(Data entries)
________________________________________

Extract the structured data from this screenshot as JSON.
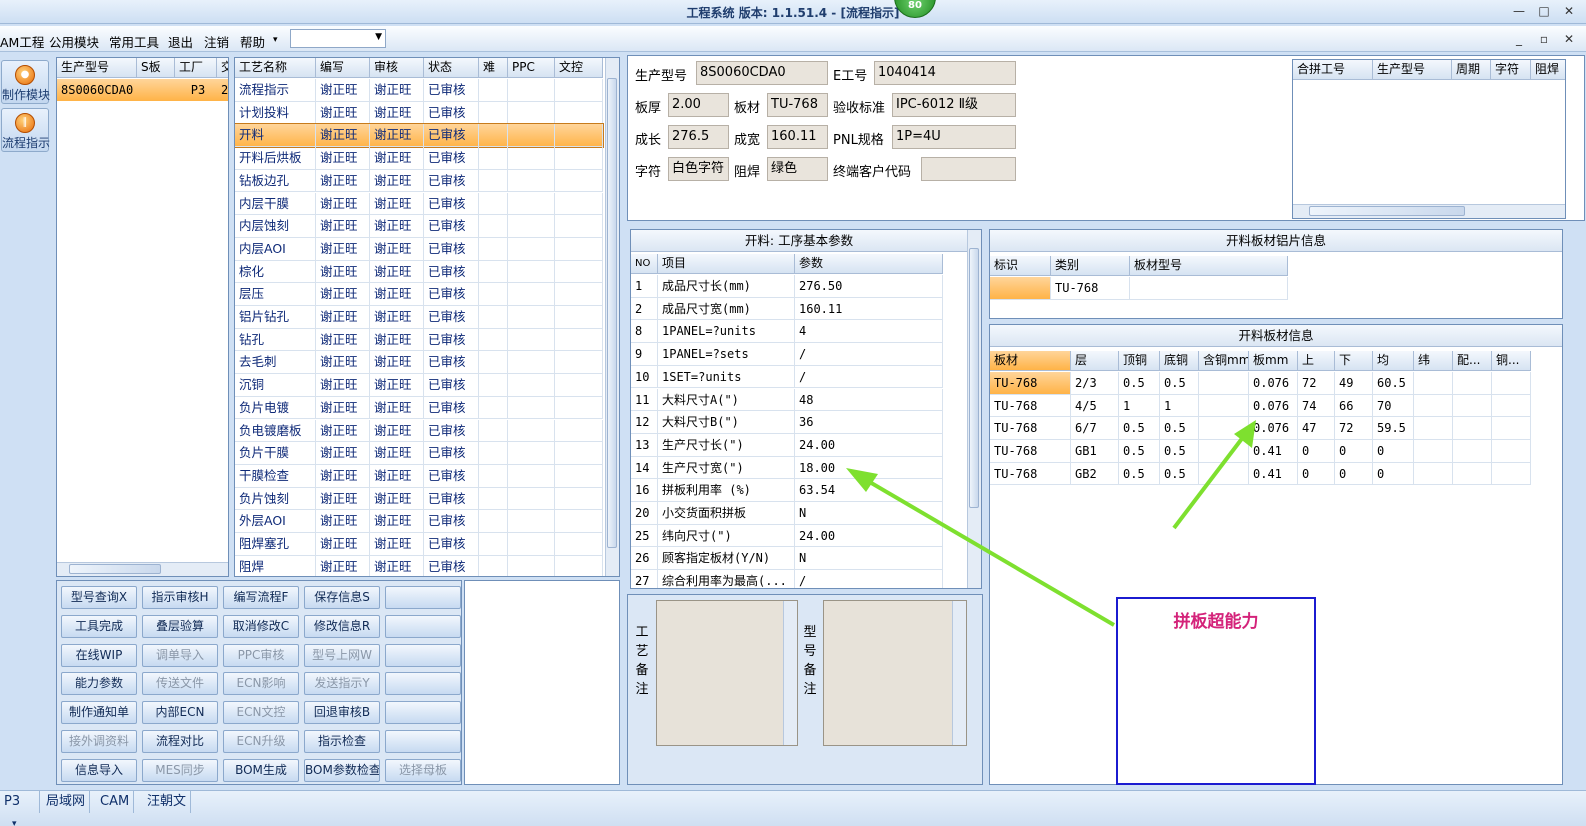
{
  "window": {
    "title": "工程系统  版本: 1.1.51.4 - [流程指示]",
    "badge": "80"
  },
  "menu": {
    "items": [
      "AM工程",
      "公用模块",
      "常用工具",
      "退出",
      "注销",
      "帮助"
    ],
    "help_arrow": "▾",
    "combo_value": ""
  },
  "sidebar": {
    "buttons": [
      {
        "label": "制作模块"
      },
      {
        "label": "流程指示"
      }
    ]
  },
  "model_grid": {
    "headers": [
      "生产型号",
      "S板",
      "工厂",
      "交"
    ],
    "rows": [
      [
        "8S0060CDA0",
        "",
        "P3",
        "2"
      ]
    ]
  },
  "process_grid": {
    "headers": [
      "工艺名称",
      "编写",
      "审核",
      "状态",
      "难",
      "PPC",
      "文控"
    ],
    "rows": [
      [
        "流程指示",
        "谢正旺",
        "谢正旺",
        "已审核"
      ],
      [
        "计划投料",
        "谢正旺",
        "谢正旺",
        "已审核"
      ],
      [
        "开料",
        "谢正旺",
        "谢正旺",
        "已审核"
      ],
      [
        "开料后烘板",
        "谢正旺",
        "谢正旺",
        "已审核"
      ],
      [
        "钻板边孔",
        "谢正旺",
        "谢正旺",
        "已审核"
      ],
      [
        "内层干膜",
        "谢正旺",
        "谢正旺",
        "已审核"
      ],
      [
        "内层蚀刻",
        "谢正旺",
        "谢正旺",
        "已审核"
      ],
      [
        "内层AOI",
        "谢正旺",
        "谢正旺",
        "已审核"
      ],
      [
        "棕化",
        "谢正旺",
        "谢正旺",
        "已审核"
      ],
      [
        "层压",
        "谢正旺",
        "谢正旺",
        "已审核"
      ],
      [
        "铝片钻孔",
        "谢正旺",
        "谢正旺",
        "已审核"
      ],
      [
        "钻孔",
        "谢正旺",
        "谢正旺",
        "已审核"
      ],
      [
        "去毛刺",
        "谢正旺",
        "谢正旺",
        "已审核"
      ],
      [
        "沉铜",
        "谢正旺",
        "谢正旺",
        "已审核"
      ],
      [
        "负片电镀",
        "谢正旺",
        "谢正旺",
        "已审核"
      ],
      [
        "负电镀磨板",
        "谢正旺",
        "谢正旺",
        "已审核"
      ],
      [
        "负片干膜",
        "谢正旺",
        "谢正旺",
        "已审核"
      ],
      [
        "干膜检查",
        "谢正旺",
        "谢正旺",
        "已审核"
      ],
      [
        "负片蚀刻",
        "谢正旺",
        "谢正旺",
        "已审核"
      ],
      [
        "外层AOI",
        "谢正旺",
        "谢正旺",
        "已审核"
      ],
      [
        "阻焊塞孔",
        "谢正旺",
        "谢正旺",
        "已审核"
      ],
      [
        "阻焊",
        "谢正旺",
        "谢正旺",
        "已审核"
      ]
    ],
    "selected_index": 2
  },
  "action_buttons": [
    [
      "型号查询X",
      "指示审核H",
      "编写流程F",
      "保存信息S",
      ""
    ],
    [
      "工具完成",
      "叠层验算",
      "取消修改C",
      "修改信息R",
      ""
    ],
    [
      "在线WIP",
      "调单导入",
      "PPC审核",
      "型号上网W",
      ""
    ],
    [
      "能力参数",
      "传送文件",
      "ECN影响",
      "发送指示Y",
      ""
    ],
    [
      "制作通知单",
      "内部ECN",
      "ECN文控",
      "回退审核B",
      ""
    ],
    [
      "接外调资料",
      "流程对比",
      "ECN升级",
      "指示检查",
      ""
    ],
    [
      "信息导入",
      "MES同步",
      "BOM生成",
      "BOM参数检查",
      "选择母板"
    ]
  ],
  "info": {
    "model_label": "生产型号",
    "model": "8S0060CDA0",
    "e_label": "E工号",
    "e_no": "1040414",
    "thickness_label": "板厚",
    "thickness": "2.00",
    "material_label": "板材",
    "material": "TU-768",
    "standard_label": "验收标准",
    "standard": "IPC-6012 Ⅱ级",
    "length_label": "成长",
    "length": "276.5",
    "width_label": "成宽",
    "width": "160.11",
    "pnl_label": "PNL规格",
    "pnl": "1P=4U",
    "legend_label": "字符",
    "legend": "白色字符",
    "mask_label": "阻焊",
    "mask": "绿色",
    "customer_label": "终端客户代码",
    "customer": ""
  },
  "merge_grid": {
    "headers": [
      "合拼工号",
      "生产型号",
      "周期",
      "字符",
      "阻焊"
    ]
  },
  "params": {
    "title": "开料: 工序基本参数",
    "headers": [
      "NO",
      "项目",
      "参数"
    ],
    "rows": [
      [
        "1",
        "成品尺寸长(mm)",
        "276.50"
      ],
      [
        "2",
        "成品尺寸宽(mm)",
        "160.11"
      ],
      [
        "8",
        "1PANEL=?units",
        "4"
      ],
      [
        "9",
        "1PANEL=?sets",
        "/"
      ],
      [
        "10",
        "1SET=?units",
        "/"
      ],
      [
        "11",
        "大料尺寸A(\")",
        "48"
      ],
      [
        "12",
        "大料尺寸B(\")",
        "36"
      ],
      [
        "13",
        "生产尺寸长(\")",
        "24.00"
      ],
      [
        "14",
        "生产尺寸宽(\")",
        "18.00"
      ],
      [
        "16",
        "拼板利用率 (%)",
        "63.54"
      ],
      [
        "20",
        "小交货面积拼板",
        "N"
      ],
      [
        "25",
        "纬向尺寸(\")",
        "24.00"
      ],
      [
        "26",
        "顾客指定板材(Y/N)",
        "N"
      ],
      [
        "27",
        "综合利用率为最高(...",
        "/"
      ]
    ]
  },
  "aluminum": {
    "title": "开料板材铝片信息",
    "headers": [
      "标识",
      "类别",
      "板材型号"
    ],
    "rows": [
      [
        "",
        "TU-768",
        ""
      ]
    ]
  },
  "sheet": {
    "title": "开料板材信息",
    "headers": [
      "板材",
      "层",
      "顶铜",
      "底铜",
      "含铜mm",
      "板mm",
      "上",
      "下",
      "均",
      "纬",
      "配...",
      "铜..."
    ],
    "rows": [
      [
        "TU-768",
        "2/3",
        "0.5",
        "0.5",
        "",
        "0.076",
        "72",
        "49",
        "60.5",
        "",
        "",
        ""
      ],
      [
        "TU-768",
        "4/5",
        "1",
        "1",
        "",
        "0.076",
        "74",
        "66",
        "70",
        "",
        "",
        ""
      ],
      [
        "TU-768",
        "6/7",
        "0.5",
        "0.5",
        "",
        "0.076",
        "47",
        "72",
        "59.5",
        "",
        "",
        ""
      ],
      [
        "TU-768",
        "GB1",
        "0.5",
        "0.5",
        "",
        "0.41",
        "0",
        "0",
        "0",
        "",
        "",
        ""
      ],
      [
        "TU-768",
        "GB2",
        "0.5",
        "0.5",
        "",
        "0.41",
        "0",
        "0",
        "0",
        "",
        "",
        ""
      ]
    ]
  },
  "memo": {
    "process_label": "工艺备注",
    "model_label": "型号备注"
  },
  "annotation": {
    "text": "拼板超能力",
    "color": "#d4237a",
    "arrow_color": "#7ee02f"
  },
  "status": {
    "items": [
      "P3",
      "局域网",
      "CAM",
      "汪朝文"
    ],
    "arrow": "▾"
  }
}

________________________________________

## [WORK INSTRUCTIONS]
Above are the records; reproduce them exactly and leave out the pictures.

## [WRITTEN RESPONSE]
Extract the structured data from this screenshot as JSON.
{
  "window": {
    "title": "工程系统  版本: 1.1.51.4 - [流程指示]",
    "badge": "80"
  },
  "menu": {
    "items": [
      "AM工程",
      "公用模块",
      "常用工具",
      "退出",
      "注销",
      "帮助"
    ],
    "help_arrow": "▾",
    "combo_value": ""
  },
  "sidebar": {
    "buttons": [
      {
        "label": "制作模块"
      },
      {
        "label": "流程指示"
      }
    ]
  },
  "model_grid": {
    "headers": [
      "生产型号",
      "S板",
      "工厂",
      "交"
    ],
    "rows": [
      [
        "8S0060CDA0",
        "",
        "P3",
        "2"
      ]
    ]
  },
  "process_grid": {
    "headers": [
      "工艺名称",
      "编写",
      "审核",
      "状态",
      "难",
      "PPC",
      "文控"
    ],
    "rows": [
      [
        "流程指示",
        "谢正旺",
        "谢正旺",
        "已审核"
      ],
      [
        "计划投料",
        "谢正旺",
        "谢正旺",
        "已审核"
      ],
      [
        "开料",
        "谢正旺",
        "谢正旺",
        "已审核"
      ],
      [
        "开料后烘板",
        "谢正旺",
        "谢正旺",
        "已审核"
      ],
      [
        "钻板边孔",
        "谢正旺",
        "谢正旺",
        "已审核"
      ],
      [
        "内层干膜",
        "谢正旺",
        "谢正旺",
        "已审核"
      ],
      [
        "内层蚀刻",
        "谢正旺",
        "谢正旺",
        "已审核"
      ],
      [
        "内层AOI",
        "谢正旺",
        "谢正旺",
        "已审核"
      ],
      [
        "棕化",
        "谢正旺",
        "谢正旺",
        "已审核"
      ],
      [
        "层压",
        "谢正旺",
        "谢正旺",
        "已审核"
      ],
      [
        "铝片钻孔",
        "谢正旺",
        "谢正旺",
        "已审核"
      ],
      [
        "钻孔",
        "谢正旺",
        "谢正旺",
        "已审核"
      ],
      [
        "去毛刺",
        "谢正旺",
        "谢正旺",
        "已审核"
      ],
      [
        "沉铜",
        "谢正旺",
        "谢正旺",
        "已审核"
      ],
      [
        "负片电镀",
        "谢正旺",
        "谢正旺",
        "已审核"
      ],
      [
        "负电镀磨板",
        "谢正旺",
        "谢正旺",
        "已审核"
      ],
      [
        "负片干膜",
        "谢正旺",
        "谢正旺",
        "已审核"
      ],
      [
        "干膜检查",
        "谢正旺",
        "谢正旺",
        "已审核"
      ],
      [
        "负片蚀刻",
        "谢正旺",
        "谢正旺",
        "已审核"
      ],
      [
        "外层AOI",
        "谢正旺",
        "谢正旺",
        "已审核"
      ],
      [
        "阻焊塞孔",
        "谢正旺",
        "谢正旺",
        "已审核"
      ],
      [
        "阻焊",
        "谢正旺",
        "谢正旺",
        "已审核"
      ]
    ],
    "selected_index": 2
  },
  "action_buttons": [
    [
      "型号查询X",
      "指示审核H",
      "编写流程F",
      "保存信息S",
      ""
    ],
    [
      "工具完成",
      "叠层验算",
      "取消修改C",
      "修改信息R",
      ""
    ],
    [
      "在线WIP",
      "调单导入",
      "PPC审核",
      "型号上网W",
      ""
    ],
    [
      "能力参数",
      "传送文件",
      "ECN影响",
      "发送指示Y",
      ""
    ],
    [
      "制作通知单",
      "内部ECN",
      "ECN文控",
      "回退审核B",
      ""
    ],
    [
      "接外调资料",
      "流程对比",
      "ECN升级",
      "指示检查",
      ""
    ],
    [
      "信息导入",
      "MES同步",
      "BOM生成",
      "BOM参数检查",
      "选择母板"
    ]
  ],
  "info": {
    "model_label": "生产型号",
    "model": "8S0060CDA0",
    "e_label": "E工号",
    "e_no": "1040414",
    "thickness_label": "板厚",
    "thickness": "2.00",
    "material_label": "板材",
    "material": "TU-768",
    "standard_label": "验收标准",
    "standard": "IPC-6012 Ⅱ级",
    "length_label": "成长",
    "length": "276.5",
    "width_label": "成宽",
    "width": "160.11",
    "pnl_label": "PNL规格",
    "pnl": "1P=4U",
    "legend_label": "字符",
    "legend": "白色字符",
    "mask_label": "阻焊",
    "mask": "绿色",
    "customer_label": "终端客户代码",
    "customer": ""
  },
  "merge_grid": {
    "headers": [
      "合拼工号",
      "生产型号",
      "周期",
      "字符",
      "阻焊"
    ]
  },
  "params": {
    "title": "开料: 工序基本参数",
    "headers": [
      "NO",
      "项目",
      "参数"
    ],
    "rows": [
      [
        "1",
        "成品尺寸长(mm)",
        "276.50"
      ],
      [
        "2",
        "成品尺寸宽(mm)",
        "160.11"
      ],
      [
        "8",
        "1PANEL=?units",
        "4"
      ],
      [
        "9",
        "1PANEL=?sets",
        "/"
      ],
      [
        "10",
        "1SET=?units",
        "/"
      ],
      [
        "11",
        "大料尺寸A(\")",
        "48"
      ],
      [
        "12",
        "大料尺寸B(\")",
        "36"
      ],
      [
        "13",
        "生产尺寸长(\")",
        "24.00"
      ],
      [
        "14",
        "生产尺寸宽(\")",
        "18.00"
      ],
      [
        "16",
        "拼板利用率 (%)",
        "63.54"
      ],
      [
        "20",
        "小交货面积拼板",
        "N"
      ],
      [
        "25",
        "纬向尺寸(\")",
        "24.00"
      ],
      [
        "26",
        "顾客指定板材(Y/N)",
        "N"
      ],
      [
        "27",
        "综合利用率为最高(...",
        "/"
      ]
    ]
  },
  "aluminum": {
    "title": "开料板材铝片信息",
    "headers": [
      "标识",
      "类别",
      "板材型号"
    ],
    "rows": [
      [
        "",
        "TU-768",
        ""
      ]
    ]
  },
  "sheet": {
    "title": "开料板材信息",
    "headers": [
      "板材",
      "层",
      "顶铜",
      "底铜",
      "含铜mm",
      "板mm",
      "上",
      "下",
      "均",
      "纬",
      "配...",
      "铜..."
    ],
    "rows": [
      [
        "TU-768",
        "2/3",
        "0.5",
        "0.5",
        "",
        "0.076",
        "72",
        "49",
        "60.5",
        "",
        "",
        ""
      ],
      [
        "TU-768",
        "4/5",
        "1",
        "1",
        "",
        "0.076",
        "74",
        "66",
        "70",
        "",
        "",
        ""
      ],
      [
        "TU-768",
        "6/7",
        "0.5",
        "0.5",
        "",
        "0.076",
        "47",
        "72",
        "59.5",
        "",
        "",
        ""
      ],
      [
        "TU-768",
        "GB1",
        "0.5",
        "0.5",
        "",
        "0.41",
        "0",
        "0",
        "0",
        "",
        "",
        ""
      ],
      [
        "TU-768",
        "GB2",
        "0.5",
        "0.5",
        "",
        "0.41",
        "0",
        "0",
        "0",
        "",
        "",
        ""
      ]
    ]
  },
  "memo": {
    "process_label": "工艺备注",
    "model_label": "型号备注"
  },
  "annotation": {
    "text": "拼板超能力",
    "color": "#d4237a",
    "arrow_color": "#7ee02f"
  },
  "status": {
    "items": [
      "P3",
      "局域网",
      "CAM",
      "汪朝文"
    ],
    "arrow": "▾"
  }
}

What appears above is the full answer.